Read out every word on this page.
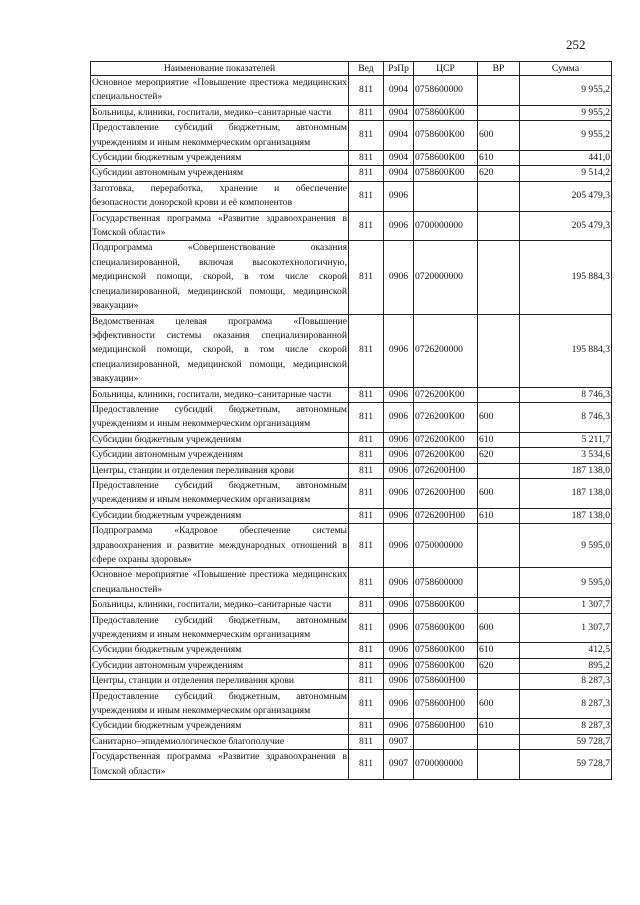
252
Наименование показателей	Вед	РзПр	ЦСР	ВР	Сумма
Основное мероприятие «Повышение престижа медицинских специальностей»	811	0904	0758600000		9 955,2
Больницы, клиники, госпитали, медико–санитарные части	811	0904	0758600К00		9 955,2
Предоставление субсидий бюджетным, автономным учреждениям и иным некоммерческим организациям	811	0904	0758600К00	600	9 955,2
Субсидии бюджетным учреждениям	811	0904	0758600К00	610	441,0
Субсидии автономным учреждениям	811	0904	0758600К00	620	9 514,2
Заготовка, переработка, хранение и обеспечение безопасности донорской крови и её компонентов	811	0906			205 479,3
Государственная программа «Развитие здравоохранения в Томской области»	811	0906	0700000000		205 479,3
Подпрограмма «Совершенствование оказания специализированной, включая высокотехнологичную, медицинской помощи, скорой, в том числе скорой специализированной, медицинской помощи, медицинской эвакуации»	811	0906	0720000000		195 884,3
Ведомственная целевая программа «Повышение эффективности системы оказания специализированной медицинской помощи, скорой, в том числе скорой специализированной, медицинской помощи, медицинской эвакуации»	811	0906	0726200000		195 884,3
Больницы, клиники, госпитали, медико–санитарные части	811	0906	0726200К00		8 746,3
Предоставление субсидий бюджетным, автономным учреждениям и иным некоммерческим организациям	811	0906	0726200К00	600	8 746,3
Субсидии бюджетным учреждениям	811	0906	0726200К00	610	5 211,7
Субсидии автономным учреждениям	811	0906	0726200К00	620	3 534,6
Центры, станции и отделения переливания крови	811	0906	0726200Н00		187 138,0
Предоставление субсидий бюджетным, автономным учреждениям и иным некоммерческим организациям	811	0906	0726200Н00	600	187 138,0
Субсидии бюджетным учреждениям	811	0906	0726200Н00	610	187 138,0
Подпрограмма «Кадровое обеспечение системы здравоохранения и развитие международных отношений в сфере охраны здоровья»	811	0906	0750000000		9 595,0
Основное мероприятие «Повышение престижа медицинских специальностей»	811	0906	0758600000		9 595,0
Больницы, клиники, госпитали, медико–санитарные части	811	0906	0758600К00		1 307,7
Предоставление субсидий бюджетным, автономным учреждениям и иным некоммерческим организациям	811	0906	0758600К00	600	1 307,7
Субсидии бюджетным учреждениям	811	0906	0758600К00	610	412,5
Субсидии автономным учреждениям	811	0906	0758600К00	620	895,2
Центры, станции и отделения переливания крови	811	0906	0758600Н00		8 287,3
Предоставление субсидий бюджетным, автономным учреждениям и иным некоммерческим организациям	811	0906	0758600Н00	600	8 287,3
Субсидии бюджетным учреждениям	811	0906	0758600Н00	610	8 287,3
Санитарно–эпидемиологическое благополучие	811	0907			59 728,7
Государственная программа «Развитие здравоохранения в Томской области»	811	0907	0700000000		59 728,7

**Task to complete**: Restate the whole listing above exactly, please, omitting every image.

**Output for this exercise**:
Read out every word on this page.
252
Наименование показателей	Вед	РзПр	ЦСР	ВР	Сумма
Основное мероприятие «Повышение престижа медицинских специальностей»	811	0904	0758600000		9 955,2
Больницы, клиники, госпитали, медико–санитарные части	811	0904	0758600К00		9 955,2
Предоставление субсидий бюджетным, автономным учреждениям и иным некоммерческим организациям	811	0904	0758600К00	600	9 955,2
Субсидии бюджетным учреждениям	811	0904	0758600К00	610	441,0
Субсидии автономным учреждениям	811	0904	0758600К00	620	9 514,2
Заготовка, переработка, хранение и обеспечение безопасности донорской крови и её компонентов	811	0906			205 479,3
Государственная программа «Развитие здравоохранения в Томской области»	811	0906	0700000000		205 479,3
Подпрограмма «Совершенствование оказания специализированной, включая высокотехнологичную, медицинской помощи, скорой, в том числе скорой специализированной, медицинской помощи, медицинской эвакуации»	811	0906	0720000000		195 884,3
Ведомственная целевая программа «Повышение эффективности системы оказания специализированной медицинской помощи, скорой, в том числе скорой специализированной, медицинской помощи, медицинской эвакуации»	811	0906	0726200000		195 884,3
Больницы, клиники, госпитали, медико–санитарные части	811	0906	0726200К00		8 746,3
Предоставление субсидий бюджетным, автономным учреждениям и иным некоммерческим организациям	811	0906	0726200К00	600	8 746,3
Субсидии бюджетным учреждениям	811	0906	0726200К00	610	5 211,7
Субсидии автономным учреждениям	811	0906	0726200К00	620	3 534,6
Центры, станции и отделения переливания крови	811	0906	0726200Н00		187 138,0
Предоставление субсидий бюджетным, автономным учреждениям и иным некоммерческим организациям	811	0906	0726200Н00	600	187 138,0
Субсидии бюджетным учреждениям	811	0906	0726200Н00	610	187 138,0
Подпрограмма «Кадровое обеспечение системы здравоохранения и развитие международных отношений в сфере охраны здоровья»	811	0906	0750000000		9 595,0
Основное мероприятие «Повышение престижа медицинских специальностей»	811	0906	0758600000		9 595,0
Больницы, клиники, госпитали, медико–санитарные части	811	0906	0758600К00		1 307,7
Предоставление субсидий бюджетным, автономным учреждениям и иным некоммерческим организациям	811	0906	0758600К00	600	1 307,7
Субсидии бюджетным учреждениям	811	0906	0758600К00	610	412,5
Субсидии автономным учреждениям	811	0906	0758600К00	620	895,2
Центры, станции и отделения переливания крови	811	0906	0758600Н00		8 287,3
Предоставление субсидий бюджетным, автономным учреждениям и иным некоммерческим организациям	811	0906	0758600Н00	600	8 287,3
Субсидии бюджетным учреждениям	811	0906	0758600Н00	610	8 287,3
Санитарно–эпидемиологическое благополучие	811	0907			59 728,7
Государственная программа «Развитие здравоохранения в Томской области»	811	0907	0700000000		59 728,7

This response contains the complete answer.